[Data listing]
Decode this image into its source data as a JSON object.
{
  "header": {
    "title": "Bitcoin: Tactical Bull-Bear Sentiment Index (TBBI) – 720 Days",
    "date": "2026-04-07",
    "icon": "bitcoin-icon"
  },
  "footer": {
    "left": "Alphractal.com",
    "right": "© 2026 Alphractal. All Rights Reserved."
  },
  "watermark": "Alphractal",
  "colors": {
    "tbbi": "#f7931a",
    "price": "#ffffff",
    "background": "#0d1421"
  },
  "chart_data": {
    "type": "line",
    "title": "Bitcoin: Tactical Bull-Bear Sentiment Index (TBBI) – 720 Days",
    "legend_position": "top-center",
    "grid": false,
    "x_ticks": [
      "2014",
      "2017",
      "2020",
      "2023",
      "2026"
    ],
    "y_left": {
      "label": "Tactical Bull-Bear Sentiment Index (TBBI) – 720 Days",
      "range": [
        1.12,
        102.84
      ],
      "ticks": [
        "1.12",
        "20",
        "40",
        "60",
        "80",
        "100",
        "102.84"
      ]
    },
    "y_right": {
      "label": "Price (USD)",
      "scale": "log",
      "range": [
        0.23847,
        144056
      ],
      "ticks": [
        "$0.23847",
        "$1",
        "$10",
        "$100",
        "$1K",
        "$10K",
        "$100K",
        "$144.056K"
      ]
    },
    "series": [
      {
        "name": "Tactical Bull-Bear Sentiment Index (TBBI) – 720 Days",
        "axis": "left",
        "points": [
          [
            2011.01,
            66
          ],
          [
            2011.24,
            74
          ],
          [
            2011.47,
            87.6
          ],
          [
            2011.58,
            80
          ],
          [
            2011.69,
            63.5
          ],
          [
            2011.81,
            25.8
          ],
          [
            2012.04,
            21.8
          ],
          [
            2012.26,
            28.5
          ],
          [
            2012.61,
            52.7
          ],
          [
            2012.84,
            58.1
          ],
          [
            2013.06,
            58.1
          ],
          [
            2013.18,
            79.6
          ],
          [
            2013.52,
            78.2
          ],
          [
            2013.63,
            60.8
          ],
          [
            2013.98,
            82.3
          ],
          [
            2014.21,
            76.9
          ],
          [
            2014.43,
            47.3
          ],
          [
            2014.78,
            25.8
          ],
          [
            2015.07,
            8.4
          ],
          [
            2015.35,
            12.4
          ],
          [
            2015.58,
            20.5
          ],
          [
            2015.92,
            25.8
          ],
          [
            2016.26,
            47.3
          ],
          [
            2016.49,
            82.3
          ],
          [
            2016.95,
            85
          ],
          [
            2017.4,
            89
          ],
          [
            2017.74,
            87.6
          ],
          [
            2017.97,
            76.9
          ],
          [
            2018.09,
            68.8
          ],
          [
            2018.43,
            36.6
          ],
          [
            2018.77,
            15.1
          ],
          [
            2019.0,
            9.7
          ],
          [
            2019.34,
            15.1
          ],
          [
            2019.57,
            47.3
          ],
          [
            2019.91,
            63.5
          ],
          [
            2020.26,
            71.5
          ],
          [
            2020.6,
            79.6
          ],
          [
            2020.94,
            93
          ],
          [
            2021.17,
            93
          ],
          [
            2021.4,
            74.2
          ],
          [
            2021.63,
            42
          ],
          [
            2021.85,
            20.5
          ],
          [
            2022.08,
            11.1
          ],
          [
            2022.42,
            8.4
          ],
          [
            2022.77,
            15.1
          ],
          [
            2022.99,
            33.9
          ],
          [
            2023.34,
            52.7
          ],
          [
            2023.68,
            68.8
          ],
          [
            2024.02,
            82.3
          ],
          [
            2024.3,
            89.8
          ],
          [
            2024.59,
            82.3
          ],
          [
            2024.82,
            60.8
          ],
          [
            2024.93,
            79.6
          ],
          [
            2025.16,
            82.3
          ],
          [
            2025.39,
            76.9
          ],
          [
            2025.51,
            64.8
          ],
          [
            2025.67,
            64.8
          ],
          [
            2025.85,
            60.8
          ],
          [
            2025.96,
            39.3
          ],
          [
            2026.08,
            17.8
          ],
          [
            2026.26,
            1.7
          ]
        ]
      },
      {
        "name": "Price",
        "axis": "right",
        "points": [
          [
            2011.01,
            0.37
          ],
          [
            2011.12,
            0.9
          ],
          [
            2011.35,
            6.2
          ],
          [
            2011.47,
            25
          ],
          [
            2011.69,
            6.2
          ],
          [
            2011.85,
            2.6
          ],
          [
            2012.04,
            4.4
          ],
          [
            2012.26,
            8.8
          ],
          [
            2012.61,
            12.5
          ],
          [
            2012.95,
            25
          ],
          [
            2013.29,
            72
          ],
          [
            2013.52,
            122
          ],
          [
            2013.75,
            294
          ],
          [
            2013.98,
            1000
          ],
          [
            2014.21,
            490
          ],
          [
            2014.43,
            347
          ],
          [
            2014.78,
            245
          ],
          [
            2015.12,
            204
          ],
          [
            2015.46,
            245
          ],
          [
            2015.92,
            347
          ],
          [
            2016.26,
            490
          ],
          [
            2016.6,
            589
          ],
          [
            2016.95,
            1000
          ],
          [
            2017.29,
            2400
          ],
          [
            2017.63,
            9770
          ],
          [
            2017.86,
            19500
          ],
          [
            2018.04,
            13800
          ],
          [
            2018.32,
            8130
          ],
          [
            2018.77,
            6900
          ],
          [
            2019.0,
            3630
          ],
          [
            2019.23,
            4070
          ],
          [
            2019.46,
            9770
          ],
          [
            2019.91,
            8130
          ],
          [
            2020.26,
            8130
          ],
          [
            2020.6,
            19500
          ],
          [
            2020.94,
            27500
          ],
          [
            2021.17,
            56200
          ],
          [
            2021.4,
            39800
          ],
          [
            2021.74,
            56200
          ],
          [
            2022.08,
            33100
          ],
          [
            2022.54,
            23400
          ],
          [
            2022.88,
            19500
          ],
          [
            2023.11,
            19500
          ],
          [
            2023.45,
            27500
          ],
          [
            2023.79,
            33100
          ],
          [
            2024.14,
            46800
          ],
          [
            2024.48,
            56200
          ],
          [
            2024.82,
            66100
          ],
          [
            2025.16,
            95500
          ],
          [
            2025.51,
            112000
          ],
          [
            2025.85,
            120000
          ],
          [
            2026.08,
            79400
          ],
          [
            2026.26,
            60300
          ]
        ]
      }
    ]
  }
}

**Given instruction**
Give an exact repetition of all the material.

**Written response**
Decode this image into its source data as a JSON object.
{
  "header": {
    "title": "Bitcoin: Tactical Bull-Bear Sentiment Index (TBBI) – 720 Days",
    "date": "2026-04-07",
    "icon": "bitcoin-icon"
  },
  "footer": {
    "left": "Alphractal.com",
    "right": "© 2026 Alphractal. All Rights Reserved."
  },
  "watermark": "Alphractal",
  "colors": {
    "tbbi": "#f7931a",
    "price": "#ffffff",
    "background": "#0d1421"
  },
  "chart_data": {
    "type": "line",
    "title": "Bitcoin: Tactical Bull-Bear Sentiment Index (TBBI) – 720 Days",
    "legend_position": "top-center",
    "grid": false,
    "x_ticks": [
      "2014",
      "2017",
      "2020",
      "2023",
      "2026"
    ],
    "y_left": {
      "label": "Tactical Bull-Bear Sentiment Index (TBBI) – 720 Days",
      "range": [
        1.12,
        102.84
      ],
      "ticks": [
        "1.12",
        "20",
        "40",
        "60",
        "80",
        "100",
        "102.84"
      ]
    },
    "y_right": {
      "label": "Price (USD)",
      "scale": "log",
      "range": [
        0.23847,
        144056
      ],
      "ticks": [
        "$0.23847",
        "$1",
        "$10",
        "$100",
        "$1K",
        "$10K",
        "$100K",
        "$144.056K"
      ]
    },
    "series": [
      {
        "name": "Tactical Bull-Bear Sentiment Index (TBBI) – 720 Days",
        "axis": "left",
        "points": [
          [
            2011.01,
            66
          ],
          [
            2011.24,
            74
          ],
          [
            2011.47,
            87.6
          ],
          [
            2011.58,
            80
          ],
          [
            2011.69,
            63.5
          ],
          [
            2011.81,
            25.8
          ],
          [
            2012.04,
            21.8
          ],
          [
            2012.26,
            28.5
          ],
          [
            2012.61,
            52.7
          ],
          [
            2012.84,
            58.1
          ],
          [
            2013.06,
            58.1
          ],
          [
            2013.18,
            79.6
          ],
          [
            2013.52,
            78.2
          ],
          [
            2013.63,
            60.8
          ],
          [
            2013.98,
            82.3
          ],
          [
            2014.21,
            76.9
          ],
          [
            2014.43,
            47.3
          ],
          [
            2014.78,
            25.8
          ],
          [
            2015.07,
            8.4
          ],
          [
            2015.35,
            12.4
          ],
          [
            2015.58,
            20.5
          ],
          [
            2015.92,
            25.8
          ],
          [
            2016.26,
            47.3
          ],
          [
            2016.49,
            82.3
          ],
          [
            2016.95,
            85
          ],
          [
            2017.4,
            89
          ],
          [
            2017.74,
            87.6
          ],
          [
            2017.97,
            76.9
          ],
          [
            2018.09,
            68.8
          ],
          [
            2018.43,
            36.6
          ],
          [
            2018.77,
            15.1
          ],
          [
            2019.0,
            9.7
          ],
          [
            2019.34,
            15.1
          ],
          [
            2019.57,
            47.3
          ],
          [
            2019.91,
            63.5
          ],
          [
            2020.26,
            71.5
          ],
          [
            2020.6,
            79.6
          ],
          [
            2020.94,
            93
          ],
          [
            2021.17,
            93
          ],
          [
            2021.4,
            74.2
          ],
          [
            2021.63,
            42
          ],
          [
            2021.85,
            20.5
          ],
          [
            2022.08,
            11.1
          ],
          [
            2022.42,
            8.4
          ],
          [
            2022.77,
            15.1
          ],
          [
            2022.99,
            33.9
          ],
          [
            2023.34,
            52.7
          ],
          [
            2023.68,
            68.8
          ],
          [
            2024.02,
            82.3
          ],
          [
            2024.3,
            89.8
          ],
          [
            2024.59,
            82.3
          ],
          [
            2024.82,
            60.8
          ],
          [
            2024.93,
            79.6
          ],
          [
            2025.16,
            82.3
          ],
          [
            2025.39,
            76.9
          ],
          [
            2025.51,
            64.8
          ],
          [
            2025.67,
            64.8
          ],
          [
            2025.85,
            60.8
          ],
          [
            2025.96,
            39.3
          ],
          [
            2026.08,
            17.8
          ],
          [
            2026.26,
            1.7
          ]
        ]
      },
      {
        "name": "Price",
        "axis": "right",
        "points": [
          [
            2011.01,
            0.37
          ],
          [
            2011.12,
            0.9
          ],
          [
            2011.35,
            6.2
          ],
          [
            2011.47,
            25
          ],
          [
            2011.69,
            6.2
          ],
          [
            2011.85,
            2.6
          ],
          [
            2012.04,
            4.4
          ],
          [
            2012.26,
            8.8
          ],
          [
            2012.61,
            12.5
          ],
          [
            2012.95,
            25
          ],
          [
            2013.29,
            72
          ],
          [
            2013.52,
            122
          ],
          [
            2013.75,
            294
          ],
          [
            2013.98,
            1000
          ],
          [
            2014.21,
            490
          ],
          [
            2014.43,
            347
          ],
          [
            2014.78,
            245
          ],
          [
            2015.12,
            204
          ],
          [
            2015.46,
            245
          ],
          [
            2015.92,
            347
          ],
          [
            2016.26,
            490
          ],
          [
            2016.6,
            589
          ],
          [
            2016.95,
            1000
          ],
          [
            2017.29,
            2400
          ],
          [
            2017.63,
            9770
          ],
          [
            2017.86,
            19500
          ],
          [
            2018.04,
            13800
          ],
          [
            2018.32,
            8130
          ],
          [
            2018.77,
            6900
          ],
          [
            2019.0,
            3630
          ],
          [
            2019.23,
            4070
          ],
          [
            2019.46,
            9770
          ],
          [
            2019.91,
            8130
          ],
          [
            2020.26,
            8130
          ],
          [
            2020.6,
            19500
          ],
          [
            2020.94,
            27500
          ],
          [
            2021.17,
            56200
          ],
          [
            2021.4,
            39800
          ],
          [
            2021.74,
            56200
          ],
          [
            2022.08,
            33100
          ],
          [
            2022.54,
            23400
          ],
          [
            2022.88,
            19500
          ],
          [
            2023.11,
            19500
          ],
          [
            2023.45,
            27500
          ],
          [
            2023.79,
            33100
          ],
          [
            2024.14,
            46800
          ],
          [
            2024.48,
            56200
          ],
          [
            2024.82,
            66100
          ],
          [
            2025.16,
            95500
          ],
          [
            2025.51,
            112000
          ],
          [
            2025.85,
            120000
          ],
          [
            2026.08,
            79400
          ],
          [
            2026.26,
            60300
          ]
        ]
      }
    ]
  }
}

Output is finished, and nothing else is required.